ОТРЫВОК СО СТРАНИЦЫ
Вот до перерыва, знаешь, какую-то ты очень важную тему затронула, причем, важную, знаешь, вот мне лично в плане каких-то лайфхаков. Лайфхаков, потому что мы хотим, чтобы от наших программ была сплошная польза, и вот на практике что выносить. Я вот могу тебе признаться, что для меня вот в той ситуации, которую ты описывала — допустим, сидит человек в больнице ли, на улице, на работе ли где-то, например, плачет, и, в принципе, ситуация, с одной стороны, располагает к тому, чтобы подойти, спросить, что случилось, а с другой стороны, ты понимаешь — вот это моя проблема психологическая, честно признаюсь тебе и всему честному народу, — я боюсь вот того самого какого-то грубого ответа, неловкости, которую я могу создать, в которой я могу оказаться, боюсь почувствовать себя глупо. И боюсь одновременно и человеку как-то... Может быть, ему сейчас не нужно внимание. Вообще, я понимаю — допустим, когда мне плохо, я, может быть, не хочу, чтобы вообще меня трогали. Но это индивидуально. Я внутри себя борюсь, с одной стороны, с каким-то правильным пониманием, что, ну, хорошо бы сейчас подойти, узнать. И я вот абсолютно понимаю тебя, когда ты говоришь, что «вот мне сейчас, именно мне этот человек именно попался — ну неслучайно же это, ну Господь же все видит!» А с другой стороны, какие-то внутренние ограничители включаются. Вот что ты посоветуешь? Ты отчасти уже об этом начала говорить. Может быть, ты тоже это испытываешь. Судя по всему, тебе это знакомо. Как находить для себя внутреннюю мотивацию все-таки поступить по-христиански, громко скажем, и вот это внимание проявить, не боясь, несмотря ни на что, и быть готовым даже, там, не знаю, к неловкости, к грубому ответу, но все-таки сделать?
Т. Семчишина
— Ну, начнем с того, наверное, что касается мотивации, что, боюсь, нет готовых рецептов, потому что каждый раз и в каждой ситуации приходится делать выбор. Это не что-то такое, что идет по накатанной и что один раз уже решено, и теперь наконец-то все просто и легко.

НАД ЧЕМ РАБОТАТЬ
**A)** Выпишите, пожалуйста, из отрывка дословно текст от слов «Т. Семчишина» до слов «просто и легко.» включительно.
**B)** Определите, согласуются ли с отрывком утверждения (i)–(iii). Для каждого ответьте «да» или «нет» и приведите точную цитату, которая это решает.
(i) В первой реплике говорящий признаётся, что боится грубого ответа.
(ii) По словам Т. Семчишиной, для мотивации существуют готовые рецепты.
(iii) По словам Т. Семчишиной, выбор делается один раз, и дальше всё просто и легко.
**C)** Ответьте по отрывку на вопросы:
(i) Какие места названы в первой реплике как возможные, где плачет человек?
(ii) Какой хотят видеть пользу от своих программ?
(iii) Что, по словам Т. Семчишиной, приходится делать каждый раз и в каждой ситуации?
Приведённые далее строки представляют собой отдельный материал, с отрывком не связанный.

(Собранные строки с данными)
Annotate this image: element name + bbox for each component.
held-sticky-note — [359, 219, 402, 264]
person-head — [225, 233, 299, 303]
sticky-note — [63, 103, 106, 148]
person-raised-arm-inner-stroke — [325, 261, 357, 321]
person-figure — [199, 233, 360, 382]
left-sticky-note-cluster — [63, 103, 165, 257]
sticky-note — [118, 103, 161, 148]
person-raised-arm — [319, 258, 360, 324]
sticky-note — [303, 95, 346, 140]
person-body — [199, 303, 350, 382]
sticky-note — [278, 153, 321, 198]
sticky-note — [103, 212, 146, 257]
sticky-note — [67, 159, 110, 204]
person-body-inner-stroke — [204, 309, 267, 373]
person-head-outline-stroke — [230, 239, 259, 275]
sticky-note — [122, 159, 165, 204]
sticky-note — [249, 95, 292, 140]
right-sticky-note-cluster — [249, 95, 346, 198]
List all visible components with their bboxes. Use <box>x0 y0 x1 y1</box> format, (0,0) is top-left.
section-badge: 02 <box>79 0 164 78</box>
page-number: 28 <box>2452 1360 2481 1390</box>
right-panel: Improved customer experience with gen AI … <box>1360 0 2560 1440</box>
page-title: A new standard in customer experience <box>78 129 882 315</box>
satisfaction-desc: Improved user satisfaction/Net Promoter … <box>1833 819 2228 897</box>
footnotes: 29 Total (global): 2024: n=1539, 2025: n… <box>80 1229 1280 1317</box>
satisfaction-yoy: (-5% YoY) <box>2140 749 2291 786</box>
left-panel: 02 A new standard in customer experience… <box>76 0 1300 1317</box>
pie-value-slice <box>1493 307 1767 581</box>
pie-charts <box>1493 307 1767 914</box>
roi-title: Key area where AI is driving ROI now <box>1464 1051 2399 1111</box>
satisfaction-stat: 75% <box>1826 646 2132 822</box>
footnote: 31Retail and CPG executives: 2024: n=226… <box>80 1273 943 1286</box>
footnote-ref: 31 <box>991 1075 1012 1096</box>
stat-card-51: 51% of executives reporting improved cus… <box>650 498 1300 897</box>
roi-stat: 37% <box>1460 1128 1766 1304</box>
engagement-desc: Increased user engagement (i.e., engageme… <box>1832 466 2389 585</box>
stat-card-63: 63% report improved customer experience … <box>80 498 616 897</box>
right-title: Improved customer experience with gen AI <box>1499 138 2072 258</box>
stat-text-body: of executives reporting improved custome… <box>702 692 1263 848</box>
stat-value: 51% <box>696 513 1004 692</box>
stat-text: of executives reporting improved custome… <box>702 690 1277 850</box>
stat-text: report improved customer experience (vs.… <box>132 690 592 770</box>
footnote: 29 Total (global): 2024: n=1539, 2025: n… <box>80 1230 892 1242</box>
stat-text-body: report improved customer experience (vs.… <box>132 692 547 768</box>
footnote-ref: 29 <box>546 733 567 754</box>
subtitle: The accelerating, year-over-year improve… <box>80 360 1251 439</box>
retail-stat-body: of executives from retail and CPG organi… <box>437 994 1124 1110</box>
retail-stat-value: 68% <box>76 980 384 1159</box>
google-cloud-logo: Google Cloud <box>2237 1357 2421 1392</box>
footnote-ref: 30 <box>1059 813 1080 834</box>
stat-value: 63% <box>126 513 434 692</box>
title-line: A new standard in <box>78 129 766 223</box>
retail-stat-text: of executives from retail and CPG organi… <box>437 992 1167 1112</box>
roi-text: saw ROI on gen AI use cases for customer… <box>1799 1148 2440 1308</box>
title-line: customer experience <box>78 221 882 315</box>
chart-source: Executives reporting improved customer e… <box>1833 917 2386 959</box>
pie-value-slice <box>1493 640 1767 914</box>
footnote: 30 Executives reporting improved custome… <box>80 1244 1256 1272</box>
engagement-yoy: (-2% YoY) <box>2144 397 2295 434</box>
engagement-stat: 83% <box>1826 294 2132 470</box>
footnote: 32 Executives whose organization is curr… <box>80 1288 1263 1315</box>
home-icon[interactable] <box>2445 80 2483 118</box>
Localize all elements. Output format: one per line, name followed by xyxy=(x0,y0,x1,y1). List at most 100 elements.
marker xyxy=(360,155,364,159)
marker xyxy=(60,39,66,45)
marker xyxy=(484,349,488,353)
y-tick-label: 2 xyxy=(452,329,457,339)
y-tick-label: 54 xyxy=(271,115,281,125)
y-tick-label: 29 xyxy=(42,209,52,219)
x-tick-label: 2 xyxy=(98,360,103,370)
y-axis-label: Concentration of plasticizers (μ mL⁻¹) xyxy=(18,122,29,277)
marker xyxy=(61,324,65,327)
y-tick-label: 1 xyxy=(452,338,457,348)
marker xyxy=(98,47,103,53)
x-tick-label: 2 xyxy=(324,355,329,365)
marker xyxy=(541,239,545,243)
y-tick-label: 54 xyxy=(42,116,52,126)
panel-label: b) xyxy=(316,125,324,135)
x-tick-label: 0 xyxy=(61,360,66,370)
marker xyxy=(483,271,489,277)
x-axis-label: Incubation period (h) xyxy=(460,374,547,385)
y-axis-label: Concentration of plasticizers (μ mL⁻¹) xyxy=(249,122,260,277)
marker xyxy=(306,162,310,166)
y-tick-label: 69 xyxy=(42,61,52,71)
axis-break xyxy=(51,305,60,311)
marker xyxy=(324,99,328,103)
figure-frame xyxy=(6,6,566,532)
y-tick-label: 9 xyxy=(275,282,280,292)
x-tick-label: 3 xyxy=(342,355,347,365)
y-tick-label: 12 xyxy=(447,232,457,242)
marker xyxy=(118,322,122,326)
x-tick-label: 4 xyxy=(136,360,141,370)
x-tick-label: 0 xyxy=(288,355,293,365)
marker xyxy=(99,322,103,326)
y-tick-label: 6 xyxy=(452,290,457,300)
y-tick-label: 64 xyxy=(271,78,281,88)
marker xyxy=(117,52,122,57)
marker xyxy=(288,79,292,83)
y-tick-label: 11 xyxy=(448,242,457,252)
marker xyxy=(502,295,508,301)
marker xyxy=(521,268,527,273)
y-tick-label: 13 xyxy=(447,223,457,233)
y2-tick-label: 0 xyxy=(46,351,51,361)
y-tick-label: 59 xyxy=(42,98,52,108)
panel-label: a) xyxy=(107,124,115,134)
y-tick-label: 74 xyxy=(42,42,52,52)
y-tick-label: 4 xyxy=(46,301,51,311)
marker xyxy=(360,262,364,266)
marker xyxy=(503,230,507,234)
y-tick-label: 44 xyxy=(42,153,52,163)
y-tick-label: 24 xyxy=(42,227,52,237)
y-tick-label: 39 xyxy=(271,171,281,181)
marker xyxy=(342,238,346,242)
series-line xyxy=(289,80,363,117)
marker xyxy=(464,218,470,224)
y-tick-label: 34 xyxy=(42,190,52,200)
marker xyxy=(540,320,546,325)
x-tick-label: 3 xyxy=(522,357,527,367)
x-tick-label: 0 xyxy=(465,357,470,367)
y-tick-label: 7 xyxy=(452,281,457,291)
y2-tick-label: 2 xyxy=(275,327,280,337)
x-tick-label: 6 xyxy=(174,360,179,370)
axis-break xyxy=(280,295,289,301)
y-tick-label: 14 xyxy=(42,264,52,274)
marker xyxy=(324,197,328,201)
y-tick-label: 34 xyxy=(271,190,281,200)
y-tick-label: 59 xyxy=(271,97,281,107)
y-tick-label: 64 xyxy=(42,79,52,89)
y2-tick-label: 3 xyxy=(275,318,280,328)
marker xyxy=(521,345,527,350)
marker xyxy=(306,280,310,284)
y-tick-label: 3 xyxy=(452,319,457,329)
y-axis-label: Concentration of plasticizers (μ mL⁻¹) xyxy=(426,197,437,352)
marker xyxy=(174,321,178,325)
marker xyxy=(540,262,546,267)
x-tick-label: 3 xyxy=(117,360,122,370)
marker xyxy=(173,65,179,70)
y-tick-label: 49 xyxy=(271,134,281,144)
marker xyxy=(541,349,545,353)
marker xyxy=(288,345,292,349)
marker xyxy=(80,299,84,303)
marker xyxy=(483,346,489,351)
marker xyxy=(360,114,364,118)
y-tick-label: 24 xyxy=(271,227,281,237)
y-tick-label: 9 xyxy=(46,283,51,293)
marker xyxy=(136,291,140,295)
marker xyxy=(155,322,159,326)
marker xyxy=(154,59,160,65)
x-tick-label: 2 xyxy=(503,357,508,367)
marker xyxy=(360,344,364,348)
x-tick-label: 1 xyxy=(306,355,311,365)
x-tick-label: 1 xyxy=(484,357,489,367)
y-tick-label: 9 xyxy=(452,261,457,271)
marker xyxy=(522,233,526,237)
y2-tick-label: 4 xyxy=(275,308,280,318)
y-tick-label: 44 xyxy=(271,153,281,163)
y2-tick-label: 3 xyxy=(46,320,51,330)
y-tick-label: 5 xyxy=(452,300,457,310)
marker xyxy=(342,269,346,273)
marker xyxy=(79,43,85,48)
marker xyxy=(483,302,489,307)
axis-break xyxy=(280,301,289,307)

ВЫПОЛНЕННЫЕ ЗАДАНИЯ
**A)**
Т. Семчишина
— Ну, начнем с того, наверное, что касается мотивации, что, боюсь, нет готовых рецептов, потому что каждый раз и в каждой ситуации приходится делать выбор. Это не что-то такое, что идет по накатанной и что один раз уже решено, и теперь наконец-то все просто и легко.

**B)**
(i) Да: «я боюсь вот того самого какого-то грубого ответа».
(ii) Нет: «боюсь, нет готовых рецептов».
(iii) Нет: «Это не что-то такое, что идет по накатанной и что один раз уже решено, и теперь наконец-то все просто и легко».

**C)**
(i) Больница, улица, работа.
(ii) Сплошную пользу.
(iii) Делать выбор.